- What to produce:
Every line that contains the word "комплекса" should be copied out.

Dataset entries:
>>>

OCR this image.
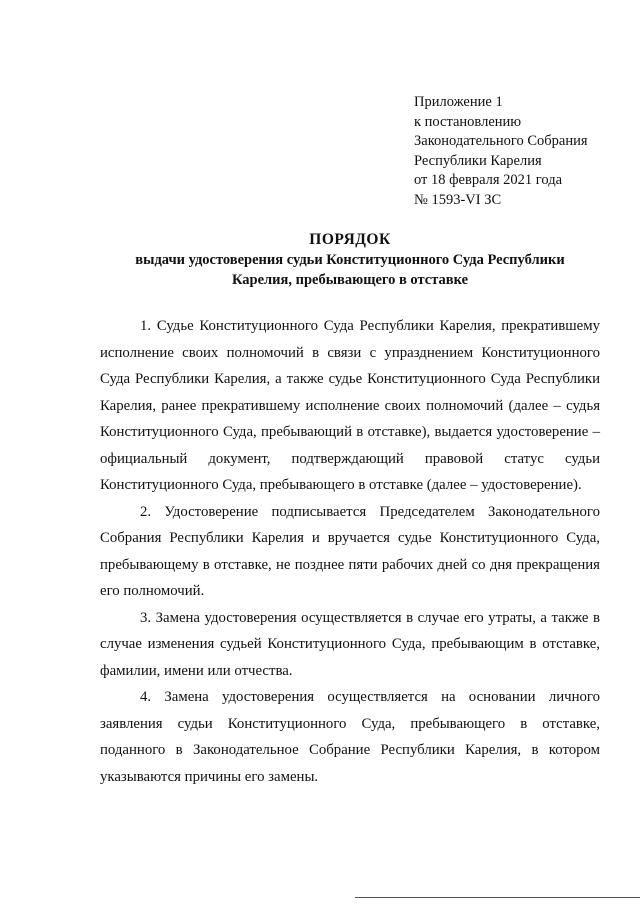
Приложение 1
к постановлению
Законодательного Собрания
Республики Карелия
от 18 февраля 2021 года
№ 1593-VI ЗС
ПОРЯДОК
выдачи удостоверения судьи Конституционного Суда Республики
Карелия, пребывающего в отставке

1. Судье Конституционного Суда Республики Карелия, прекратившему исполнение своих полномочий в связи с упразднением Конституционного Суда Республики Карелия, а также судье Конституционного Суда Республики Карелия, ранее прекратившему исполнение своих полномочий (далее – судья Конституционного Суда, пребывающий в отставке), выдается удостоверение – официальный документ, подтверждающий правовой статус судьи Конституционного Суда, пребывающего в отставке (далее – удостоверение).

2. Удостоверение подписывается Председателем Законодательного Собрания Республики Карелия и вручается судье Конституционного Суда, пребывающему в отставке, не позднее пяти рабочих дней со дня прекращения его полномочий.

3. Замена удостоверения осуществляется в случае его утраты, а также в случае изменения судьей Конституционного Суда, пребывающим в отставке, фамилии, имени или отчества.

4. Замена удостоверения осуществляется на основании личного заявления судьи Конституционного Суда, пребывающего в отставке, поданного в Законодательное Собрание Республики Карелия, в котором указываются причины его замены.
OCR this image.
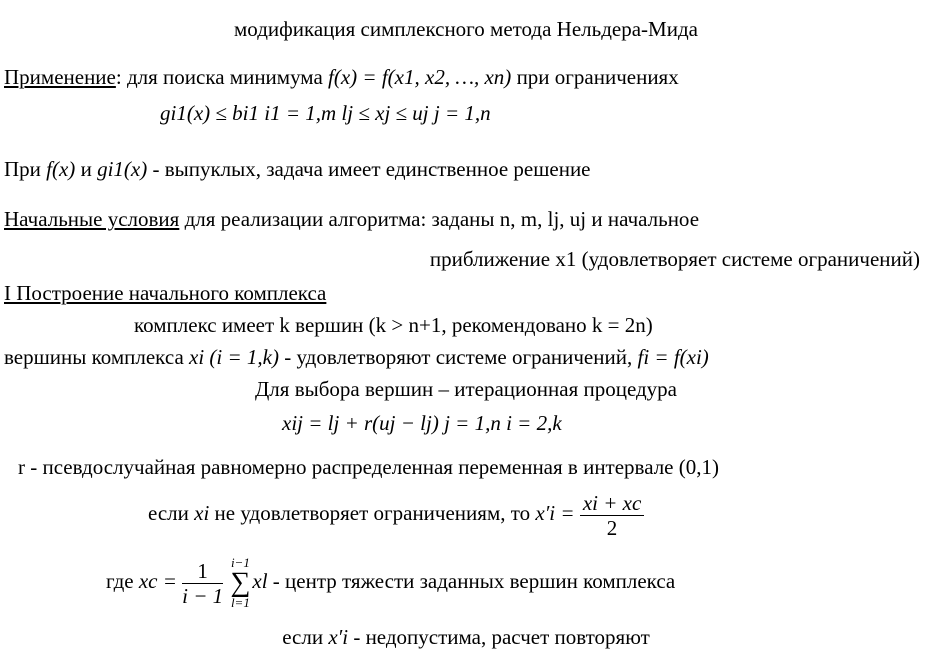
модификация симплексного метода Нельдера-Мида
Применение: для поиска минимума f(x) = f(x1, x2, …, xn) при ограничениях
gi1(x) ≤ bi1 i1 = 1,m lj ≤ xj ≤ uj j = 1,n
При f(x) и gi1(x) - выпуклых, задача имеет единственное решение
Начальные условия для реализации алгоритма: заданы n, m, lj, uj и начальное
приближение x1 (удовлетворяет системе ограничений)
I Построение начального комплекса
комплекс имеет k вершин (k > n+1, рекомендовано k = 2n)
вершины комплекса xi (i = 1,k) - удовлетворяют системе ограничений, fi = f(xi)
Для выбора вершин – итерационная процедура
xij = lj + r(uj − lj) j = 1,n i = 2,k
r - псевдослучайная равномерно распределенная переменная в интервале (0,1)
если xi не удовлетворяет ограничениям, то $x'i = \frac{xi + xc}{2}$
где xc = $\frac{1}{i - 1} i-1$
∑
l=1xl - центр тяжести заданных вершин комплекса
если x′i - недопустима, расчет повторяют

<<<

- Exercise result:
I Построение начального комплекса
вершины комплекса xi (i = 1,k) - удовлетворяют системе ограничений, fi = f(xi)
l=1xl - центр тяжести заданных вершин комплекса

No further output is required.